[What is being asked]
Reproduce all the entries exactly.
--- Start Supplied records ---
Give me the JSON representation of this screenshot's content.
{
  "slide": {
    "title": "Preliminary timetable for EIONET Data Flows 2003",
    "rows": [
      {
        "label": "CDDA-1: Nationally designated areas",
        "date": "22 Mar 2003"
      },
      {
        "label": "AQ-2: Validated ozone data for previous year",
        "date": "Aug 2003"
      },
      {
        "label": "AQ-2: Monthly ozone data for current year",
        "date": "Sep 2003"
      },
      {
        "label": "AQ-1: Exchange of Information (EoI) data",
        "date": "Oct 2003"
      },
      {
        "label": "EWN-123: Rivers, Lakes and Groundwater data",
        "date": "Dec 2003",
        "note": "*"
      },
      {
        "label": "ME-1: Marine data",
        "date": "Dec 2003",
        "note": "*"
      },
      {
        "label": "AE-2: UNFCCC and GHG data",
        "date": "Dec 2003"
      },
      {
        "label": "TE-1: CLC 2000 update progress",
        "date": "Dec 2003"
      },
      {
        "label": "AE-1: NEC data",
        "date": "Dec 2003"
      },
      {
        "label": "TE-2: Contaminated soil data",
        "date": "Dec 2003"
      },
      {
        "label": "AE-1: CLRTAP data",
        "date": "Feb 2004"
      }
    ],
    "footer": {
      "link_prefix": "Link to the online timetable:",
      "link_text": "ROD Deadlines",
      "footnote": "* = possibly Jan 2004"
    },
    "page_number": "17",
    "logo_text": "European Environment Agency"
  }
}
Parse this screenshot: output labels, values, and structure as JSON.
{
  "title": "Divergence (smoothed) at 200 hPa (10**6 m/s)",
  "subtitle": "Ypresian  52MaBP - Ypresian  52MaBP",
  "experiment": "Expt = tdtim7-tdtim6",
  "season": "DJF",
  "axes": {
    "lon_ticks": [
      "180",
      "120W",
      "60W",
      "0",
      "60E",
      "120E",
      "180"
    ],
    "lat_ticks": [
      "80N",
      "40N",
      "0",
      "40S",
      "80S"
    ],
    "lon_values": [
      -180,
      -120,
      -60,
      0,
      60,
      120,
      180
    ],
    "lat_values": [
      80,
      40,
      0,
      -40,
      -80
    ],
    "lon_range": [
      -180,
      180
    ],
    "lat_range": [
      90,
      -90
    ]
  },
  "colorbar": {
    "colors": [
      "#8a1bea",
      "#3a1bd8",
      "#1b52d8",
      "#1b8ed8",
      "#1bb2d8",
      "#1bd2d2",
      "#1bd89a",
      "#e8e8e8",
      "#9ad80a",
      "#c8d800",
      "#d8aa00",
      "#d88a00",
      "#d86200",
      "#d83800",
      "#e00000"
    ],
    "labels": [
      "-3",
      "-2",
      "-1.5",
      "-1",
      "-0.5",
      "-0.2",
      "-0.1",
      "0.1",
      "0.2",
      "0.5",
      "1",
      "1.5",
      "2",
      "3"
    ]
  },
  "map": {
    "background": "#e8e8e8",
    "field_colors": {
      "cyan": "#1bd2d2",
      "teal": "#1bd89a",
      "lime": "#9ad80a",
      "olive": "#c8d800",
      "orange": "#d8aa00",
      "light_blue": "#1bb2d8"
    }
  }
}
--- End Supplied records ---
[Output for this task]
Give me the JSON representation of this screenshot's content.
{
  "slide": {
    "title": "Preliminary timetable for EIONET Data Flows 2003",
    "rows": [
      {
        "label": "CDDA-1: Nationally designated areas",
        "date": "22 Mar 2003"
      },
      {
        "label": "AQ-2: Validated ozone data for previous year",
        "date": "Aug 2003"
      },
      {
        "label": "AQ-2: Monthly ozone data for current year",
        "date": "Sep 2003"
      },
      {
        "label": "AQ-1: Exchange of Information (EoI) data",
        "date": "Oct 2003"
      },
      {
        "label": "EWN-123: Rivers, Lakes and Groundwater data",
        "date": "Dec 2003",
        "note": "*"
      },
      {
        "label": "ME-1: Marine data",
        "date": "Dec 2003",
        "note": "*"
      },
      {
        "label": "AE-2: UNFCCC and GHG data",
        "date": "Dec 2003"
      },
      {
        "label": "TE-1: CLC 2000 update progress",
        "date": "Dec 2003"
      },
      {
        "label": "AE-1: NEC data",
        "date": "Dec 2003"
      },
      {
        "label": "TE-2: Contaminated soil data",
        "date": "Dec 2003"
      },
      {
        "label": "AE-1: CLRTAP data",
        "date": "Feb 2004"
      }
    ],
    "footer": {
      "link_prefix": "Link to the online timetable:",
      "link_text": "ROD Deadlines",
      "footnote": "* = possibly Jan 2004"
    },
    "page_number": "17",
    "logo_text": "European Environment Agency"
  }
}
Parse this screenshot: output labels, values, and structure as JSON.
{
  "title": "Divergence (smoothed) at 200 hPa (10**6 m/s)",
  "subtitle": "Ypresian  52MaBP - Ypresian  52MaBP",
  "experiment": "Expt = tdtim7-tdtim6",
  "season": "DJF",
  "axes": {
    "lon_ticks": [
      "180",
      "120W",
      "60W",
      "0",
      "60E",
      "120E",
      "180"
    ],
    "lat_ticks": [
      "80N",
      "40N",
      "0",
      "40S",
      "80S"
    ],
    "lon_values": [
      -180,
      -120,
      -60,
      0,
      60,
      120,
      180
    ],
    "lat_values": [
      80,
      40,
      0,
      -40,
      -80
    ],
    "lon_range": [
      -180,
      180
    ],
    "lat_range": [
      90,
      -90
    ]
  },
  "colorbar": {
    "colors": [
      "#8a1bea",
      "#3a1bd8",
      "#1b52d8",
      "#1b8ed8",
      "#1bb2d8",
      "#1bd2d2",
      "#1bd89a",
      "#e8e8e8",
      "#9ad80a",
      "#c8d800",
      "#d8aa00",
      "#d88a00",
      "#d86200",
      "#d83800",
      "#e00000"
    ],
    "labels": [
      "-3",
      "-2",
      "-1.5",
      "-1",
      "-0.5",
      "-0.2",
      "-0.1",
      "0.1",
      "0.2",
      "0.5",
      "1",
      "1.5",
      "2",
      "3"
    ]
  },
  "map": {
    "background": "#e8e8e8",
    "field_colors": {
      "cyan": "#1bd2d2",
      "teal": "#1bd89a",
      "lime": "#9ad80a",
      "olive": "#c8d800",
      "orange": "#d8aa00",
      "light_blue": "#1bb2d8"
    }
  }
}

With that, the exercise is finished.